++++ Text shown ++++


  1. Not Using IRS Code Section 72t(2)c to Get Distributions from Qualified Plans. More often then not, couples in the process of a divorce have severe cash flow problems. Income stays the same, but expenses increase dramatically because there are two households to support. Changing or downsizing one or both parties’ lifestyles often requires a cash infusion to purchase, set up, or carry a second residence. Section 72t(2)c allows the alternate payee (the spouse who is not the employee) to take distributions from a qualified plan (not an IRA) without paying the 10% early distribution penalty even if they are younger then 59 ½. The distribution is still subject to income tax. If the funds are first rolled over into an IRA then the preferred distribution rules no longer apply. 
  1. Not Following the Rules for Alimony. Alimony is deductible to the payor and taxable to the payee. Where alimony is given there is usually a significant disparity in incomes. Alimony results in tax savings since the higher income individual is able to deduct payments at a higher tax rate while the ex-spouse pays taxes at a lower tax rate. Section 71 of the Internal Revenue Code defines certain rules for payments to be considered alimony. If these conditions are not met then the tax benefits of alimony could be revoked by the IRS.
    1. Alimony payments must be in cash, to your ex-spouse, designated in a divorce or separation agreement, and you must live in separate residences
    2. Payments must terminate on death of the recipient; alimony cannot end on dates corresponding to dependents 18th or 21st birthdays
    3. Alimony cannot be front loaded over the first three years (much larger amounts paid in the 1st year compared to the 2nd or 3rd year).
  1. Disregarding the Impact of Taxes on Assets in a Divorce Settlement. The marital assets you keep after the tax man gets his share is the real bottom line. Say your spouse handles all the investments and offers to split them 50/50. Would you rather have cash in the bank, an IRA, or the Microsoft stock you bought in the early 1990s? Each of these assets is taxed at a different rate. Avoid assets that are unattractive from a tax point of view such as low-basis stocks (those that have increased dramatically since you bought them), partnerships where depreciation might be recaptured, or retirement accounts where you have to pay tax on the money you get. Look at the value of assets you will receive on an after-tax basis. Then decide if the deal is fair.

++++

## [Task item A]
Extract from the passage on divorce tax mistakes the span that starts at "1. Alimony payments" and ends after "or 3rd year).", copying it word for word.
## [Task item B]
Answer these questions using the passage on divorce tax mistakes:
(i) What is the percentage of the early distribution penalty that Section 72t(2)c lets the alternate payee avoid?
(ii) On whose death must alimony payments terminate?
(iii) How does the passage describe low-basis stocks?
## [Task item C]
Write what comes next in the passage on divorce tax mistakes, picking up after its final sentence.

++++ Material provided ++++

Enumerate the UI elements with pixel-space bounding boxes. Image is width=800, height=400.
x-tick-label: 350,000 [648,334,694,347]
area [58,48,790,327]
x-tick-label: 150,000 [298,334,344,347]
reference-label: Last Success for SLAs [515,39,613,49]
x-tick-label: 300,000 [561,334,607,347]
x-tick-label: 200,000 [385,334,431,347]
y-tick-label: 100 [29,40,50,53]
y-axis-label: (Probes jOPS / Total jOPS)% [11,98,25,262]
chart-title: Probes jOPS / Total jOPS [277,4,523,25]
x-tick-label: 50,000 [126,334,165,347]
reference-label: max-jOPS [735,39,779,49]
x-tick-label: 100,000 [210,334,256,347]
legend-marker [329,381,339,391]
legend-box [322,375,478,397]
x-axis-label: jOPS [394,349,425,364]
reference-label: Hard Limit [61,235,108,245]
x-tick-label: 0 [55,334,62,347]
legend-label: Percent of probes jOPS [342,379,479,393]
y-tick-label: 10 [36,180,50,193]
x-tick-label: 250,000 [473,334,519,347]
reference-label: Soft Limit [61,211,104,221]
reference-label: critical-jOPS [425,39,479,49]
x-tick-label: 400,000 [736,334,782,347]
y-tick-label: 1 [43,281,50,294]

++++

## [Expected output A]
1. Alimony payments must be in cash, to your ex-spouse, designated in a divorce or separation agreement, and you must live in separate residences
    2. Payments must terminate on death of the recipient; alimony cannot end on dates corresponding to dependents 18th or 21st birthdays
    3. Alimony cannot be front loaded over the first three years (much larger amounts paid in the 1st year compared to the 2nd or 3rd year).

## [Expected output B]
(i) 10%
(ii) The recipient's
(iii) Stocks that have increased dramatically since you bought them

## [Expected output C]
  1. Failing to Take Advantage of the Full $500,000 Home Exclusion. Married couples are allowed up to $500,000 in profits tax free from the sale of their principal residence. Formerly, a spouse who moved out as a result of divorce lost his $250,000 deduction because it was no longer his principal residence, but thanks to a change in the tax law an ex-spouse can now retain that exclusion. To qualify, the spouse who moved out must remain an owner and the divorce or separation agreement must grant him use of the home. The ex-spouse must have lived in the home for two years at any time prior to the sale. If these rules are not followed, the spouse selling the residence will only be able deduct a $250,000 gain and will have to pay tax on the second $250,000. Capital gains tax on $250,000 is $37,500 and state income taxes may also apply. If a spouse who is the sole owner remarries, the new spouse must live in the house for two years to qualify for the full $500,000 exclusion. 
  1. Not Writing Off the Cost of Your Divorce.  The portion of the cost of your divorce which relates to tax and financial advice is deductible on Schedule A of form 1040. To substantiate this deduction you should obtain a statement from your attorney or mediator delineating the cost of legal services and the amount attributable to tax and financial advice. Normally the deductible portion of your divorce runs from 1/3 to ½ of the total cost. In order to deduct legal fees, you must be filing Schedule A (Itemized Deductions) and your deductible divorce fees must be greater than 2% of your income.